Exercise:
Copy out the material below in full, but not its images.

Data listing
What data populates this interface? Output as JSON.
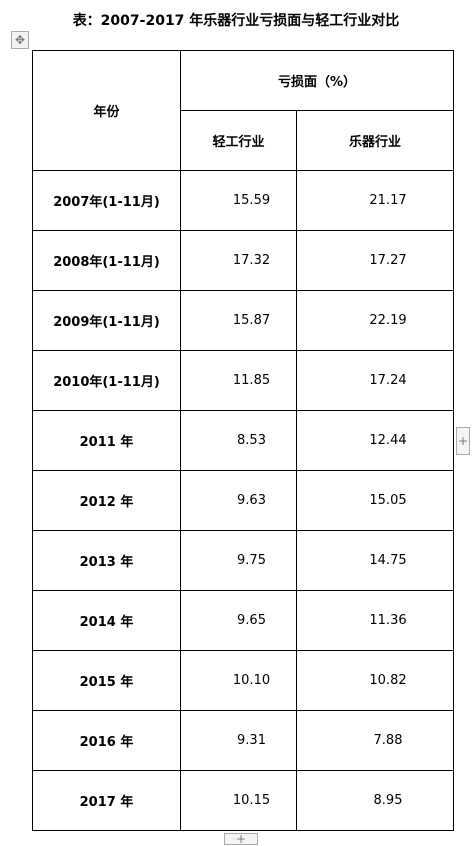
{
  "title": "表：2007-2017 年乐器行业亏损面与轻工行业对比",
  "table": {
    "header": {
      "year": "年份",
      "group": "亏损面（%）",
      "columns": [
        "轻工行业",
        "乐器行业"
      ]
    },
    "rows": [
      [
        "2007年(1-11月)",
        "15.59",
        "21.17"
      ],
      [
        "2008年(1-11月)",
        "17.32",
        "17.27"
      ],
      [
        "2009年(1-11月)",
        "15.87",
        "22.19"
      ],
      [
        "2010年(1-11月)",
        "11.85",
        "17.24"
      ],
      [
        "2011 年",
        "8.53",
        "12.44"
      ],
      [
        "2012 年",
        "9.63",
        "15.05"
      ],
      [
        "2013 年",
        "9.75",
        "14.75"
      ],
      [
        "2014 年",
        "9.65",
        "11.36"
      ],
      [
        "2015 年",
        "10.10",
        "10.82"
      ],
      [
        "2016 年",
        "9.31",
        "7.88"
      ],
      [
        "2017 年",
        "10.15",
        "8.95"
      ]
    ]
  }
}
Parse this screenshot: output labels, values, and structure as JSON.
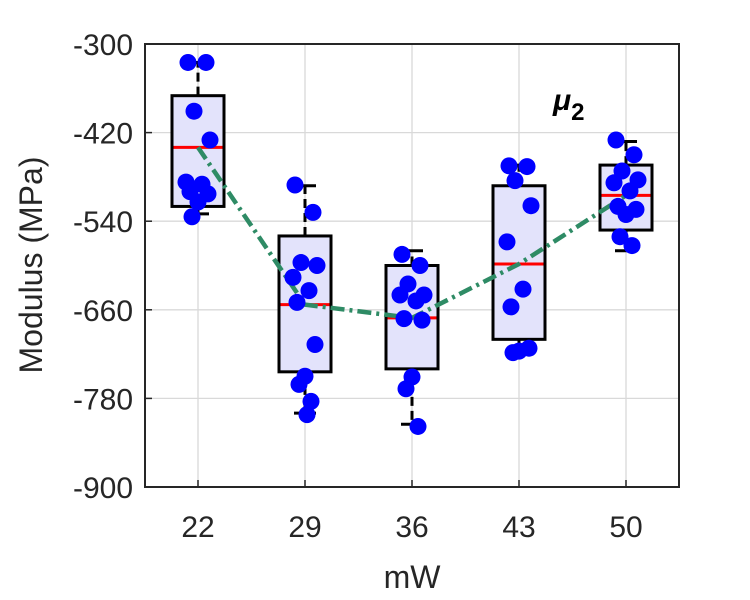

Full solution:
What data populates this interface? Output as JSON.
{
  "title": "表：2007-2017 年乐器行业亏损面与轻工行业对比",
  "table": {
    "header": {
      "year": "年份",
      "group": "亏损面（%）",
      "columns": [
        "轻工行业",
        "乐器行业"
      ]
    },
    "rows": [
      [
        "2007年(1-11月)",
        "15.59",
        "21.17"
      ],
      [
        "2008年(1-11月)",
        "17.32",
        "17.27"
      ],
      [
        "2009年(1-11月)",
        "15.87",
        "22.19"
      ],
      [
        "2010年(1-11月)",
        "11.85",
        "17.24"
      ],
      [
        "2011 年",
        "8.53",
        "12.44"
      ],
      [
        "2012 年",
        "9.63",
        "15.05"
      ],
      [
        "2013 年",
        "9.75",
        "14.75"
      ],
      [
        "2014 年",
        "9.65",
        "11.36"
      ],
      [
        "2015 年",
        "10.10",
        "10.82"
      ],
      [
        "2016 年",
        "9.31",
        "7.88"
      ],
      [
        "2017 年",
        "10.15",
        "8.95"
      ]
    ]
  }
}
Parse this screenshot: output labels, values, and structure as JSON.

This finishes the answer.